»»
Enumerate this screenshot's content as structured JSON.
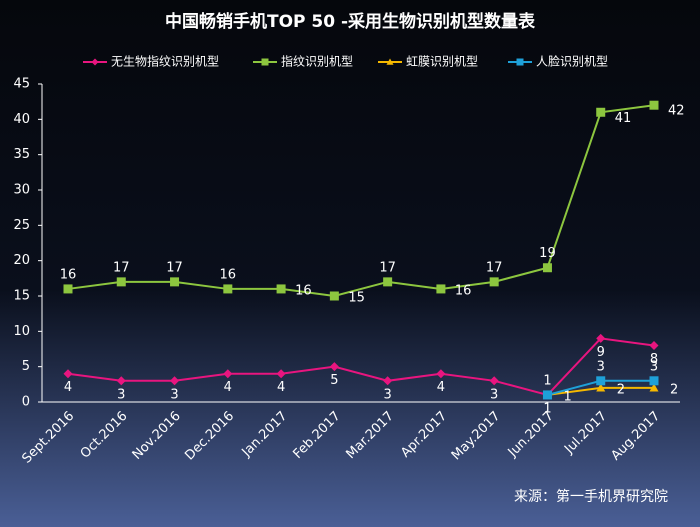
{
  "chart_data": {
    "type": "line",
    "title": "中国畅销手机TOP 50 -采用生物识别机型数量表",
    "source": "来源：第一手机界研究院",
    "categories": [
      "Sept.2016",
      "Oct.2016",
      "Nov.2016",
      "Dec.2016",
      "Jan.2017",
      "Feb.2017",
      "Mar.2017",
      "Apr.2017",
      "May.2017",
      "Jun.2017",
      "Jul.2017",
      "Aug.2017"
    ],
    "series": [
      {
        "name": "无生物指纹识别机型",
        "color": "#e8157f",
        "marker": "diamond",
        "values": [
          4,
          3,
          3,
          4,
          4,
          5,
          3,
          4,
          3,
          1,
          9,
          8
        ]
      },
      {
        "name": "指纹识别机型",
        "color": "#8dc63f",
        "marker": "square",
        "values": [
          16,
          17,
          17,
          16,
          16,
          15,
          17,
          16,
          17,
          19,
          41,
          42
        ]
      },
      {
        "name": "虹膜识别机型",
        "color": "#f5b800",
        "marker": "triangle",
        "values": [
          null,
          null,
          null,
          null,
          null,
          null,
          null,
          null,
          null,
          1,
          2,
          2
        ]
      },
      {
        "name": "人脸识别机型",
        "color": "#1ea0d8",
        "marker": "square",
        "values": [
          null,
          null,
          null,
          null,
          null,
          null,
          null,
          null,
          null,
          1,
          3,
          3
        ]
      }
    ],
    "ylim": [
      0,
      45
    ],
    "yticks": [
      0,
      5,
      10,
      15,
      20,
      25,
      30,
      35,
      40,
      45
    ],
    "grid": false,
    "legend": "top"
  }
}
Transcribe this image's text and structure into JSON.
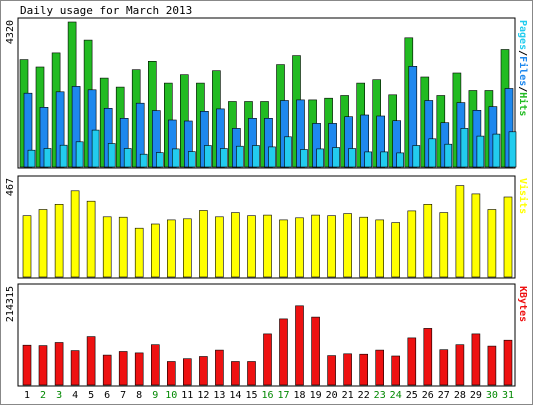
{
  "title": "Daily usage for March 2013",
  "colors": {
    "hits": "#22bb22",
    "files": "#1e88ee",
    "pages": "#22ccee",
    "visits": "#ffff00",
    "kbytes": "#ee1111",
    "weekday_label": "#000000",
    "weekend_label": "#008800"
  },
  "chart_data": [
    {
      "type": "bar",
      "panel": "hits",
      "ytick_max_label": "4320",
      "right_label": {
        "parts": [
          {
            "text": "Pages",
            "color": "#22ccee"
          },
          {
            "text": "/",
            "color": "#000000"
          },
          {
            "text": "Files",
            "color": "#1e88ee"
          },
          {
            "text": "/",
            "color": "#000000"
          },
          {
            "text": "Hits",
            "color": "#22bb22"
          }
        ]
      },
      "ylim": [
        0,
        4320
      ],
      "categories": [
        "1",
        "2",
        "3",
        "4",
        "5",
        "6",
        "7",
        "8",
        "9",
        "10",
        "11",
        "12",
        "13",
        "14",
        "15",
        "16",
        "17",
        "18",
        "19",
        "20",
        "21",
        "22",
        "23",
        "24",
        "25",
        "26",
        "27",
        "28",
        "29",
        "30",
        "31"
      ],
      "series": [
        {
          "name": "Hits",
          "color": "#22bb22",
          "values": [
            3200,
            2980,
            3400,
            4320,
            3780,
            2650,
            2380,
            2900,
            3150,
            2500,
            2750,
            2500,
            2870,
            1950,
            1950,
            1950,
            3050,
            3320,
            2000,
            2050,
            2130,
            2500,
            2600,
            2150,
            3850,
            2680,
            2130,
            2800,
            2280,
            2280,
            3500
          ]
        },
        {
          "name": "Files",
          "color": "#1e88ee",
          "values": [
            2200,
            1780,
            2240,
            2400,
            2300,
            1750,
            1450,
            1900,
            1680,
            1400,
            1370,
            1660,
            1730,
            1150,
            1450,
            1450,
            1980,
            2000,
            1300,
            1300,
            1500,
            1550,
            1520,
            1380,
            3000,
            1980,
            1320,
            1920,
            1690,
            1800,
            2340
          ]
        },
        {
          "name": "Pages",
          "color": "#22ccee",
          "values": [
            500,
            550,
            650,
            750,
            1100,
            700,
            550,
            380,
            430,
            540,
            460,
            640,
            550,
            620,
            640,
            600,
            900,
            520,
            540,
            580,
            550,
            450,
            450,
            420,
            640,
            840,
            680,
            1150,
            920,
            980,
            1050
          ]
        }
      ]
    },
    {
      "type": "bar",
      "panel": "visits",
      "ytick_max_label": "467",
      "right_label": {
        "parts": [
          {
            "text": "Visits",
            "color": "#ffff00"
          }
        ]
      },
      "ylim": [
        0,
        467
      ],
      "categories": [
        "1",
        "2",
        "3",
        "4",
        "5",
        "6",
        "7",
        "8",
        "9",
        "10",
        "11",
        "12",
        "13",
        "14",
        "15",
        "16",
        "17",
        "18",
        "19",
        "20",
        "21",
        "22",
        "23",
        "24",
        "25",
        "26",
        "27",
        "28",
        "29",
        "30",
        "31"
      ],
      "series": [
        {
          "name": "Visits",
          "color": "#ffff00",
          "values": [
            295,
            325,
            350,
            415,
            365,
            290,
            288,
            235,
            255,
            275,
            280,
            320,
            290,
            310,
            295,
            298,
            275,
            285,
            298,
            295,
            305,
            288,
            275,
            262,
            318,
            350,
            310,
            440,
            400,
            325,
            385
          ]
        }
      ]
    },
    {
      "type": "bar",
      "panel": "kbytes",
      "ytick_max_label": "214315",
      "right_label": {
        "parts": [
          {
            "text": "KBytes",
            "color": "#ee1111"
          }
        ]
      },
      "ylim": [
        0,
        214315
      ],
      "categories": [
        "1",
        "2",
        "3",
        "4",
        "5",
        "6",
        "7",
        "8",
        "9",
        "10",
        "11",
        "12",
        "13",
        "14",
        "15",
        "16",
        "17",
        "18",
        "19",
        "20",
        "21",
        "22",
        "23",
        "24",
        "25",
        "26",
        "27",
        "28",
        "29",
        "30",
        "31"
      ],
      "series": [
        {
          "name": "KBytes",
          "color": "#ee1111",
          "values": [
            88000,
            87000,
            94000,
            76000,
            107000,
            66000,
            74000,
            71000,
            89000,
            52000,
            58000,
            63000,
            77000,
            52000,
            52000,
            113000,
            146000,
            175000,
            150000,
            65000,
            69000,
            68000,
            77000,
            64000,
            104000,
            125000,
            78000,
            89000,
            113000,
            86000,
            99000
          ]
        }
      ]
    }
  ],
  "x_labels": [
    {
      "text": "1",
      "weekend": false
    },
    {
      "text": "2",
      "weekend": true
    },
    {
      "text": "3",
      "weekend": true
    },
    {
      "text": "4",
      "weekend": false
    },
    {
      "text": "5",
      "weekend": false
    },
    {
      "text": "6",
      "weekend": false
    },
    {
      "text": "7",
      "weekend": false
    },
    {
      "text": "8",
      "weekend": false
    },
    {
      "text": "9",
      "weekend": true
    },
    {
      "text": "10",
      "weekend": true
    },
    {
      "text": "11",
      "weekend": false
    },
    {
      "text": "12",
      "weekend": false
    },
    {
      "text": "13",
      "weekend": false
    },
    {
      "text": "14",
      "weekend": false
    },
    {
      "text": "15",
      "weekend": false
    },
    {
      "text": "16",
      "weekend": true
    },
    {
      "text": "17",
      "weekend": true
    },
    {
      "text": "18",
      "weekend": false
    },
    {
      "text": "19",
      "weekend": false
    },
    {
      "text": "20",
      "weekend": false
    },
    {
      "text": "21",
      "weekend": false
    },
    {
      "text": "22",
      "weekend": false
    },
    {
      "text": "23",
      "weekend": true
    },
    {
      "text": "24",
      "weekend": true
    },
    {
      "text": "25",
      "weekend": false
    },
    {
      "text": "26",
      "weekend": false
    },
    {
      "text": "27",
      "weekend": false
    },
    {
      "text": "28",
      "weekend": false
    },
    {
      "text": "29",
      "weekend": false
    },
    {
      "text": "30",
      "weekend": true
    },
    {
      "text": "31",
      "weekend": true
    }
  ]
}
««
◆ **TASK STATEMENT**:
Every line holding "marker" should be copied out.

◆ **EXERCISE ANSWER**:
        "marker": "diamond",
        "marker": "square",
        "marker": "triangle",
        "marker": "square",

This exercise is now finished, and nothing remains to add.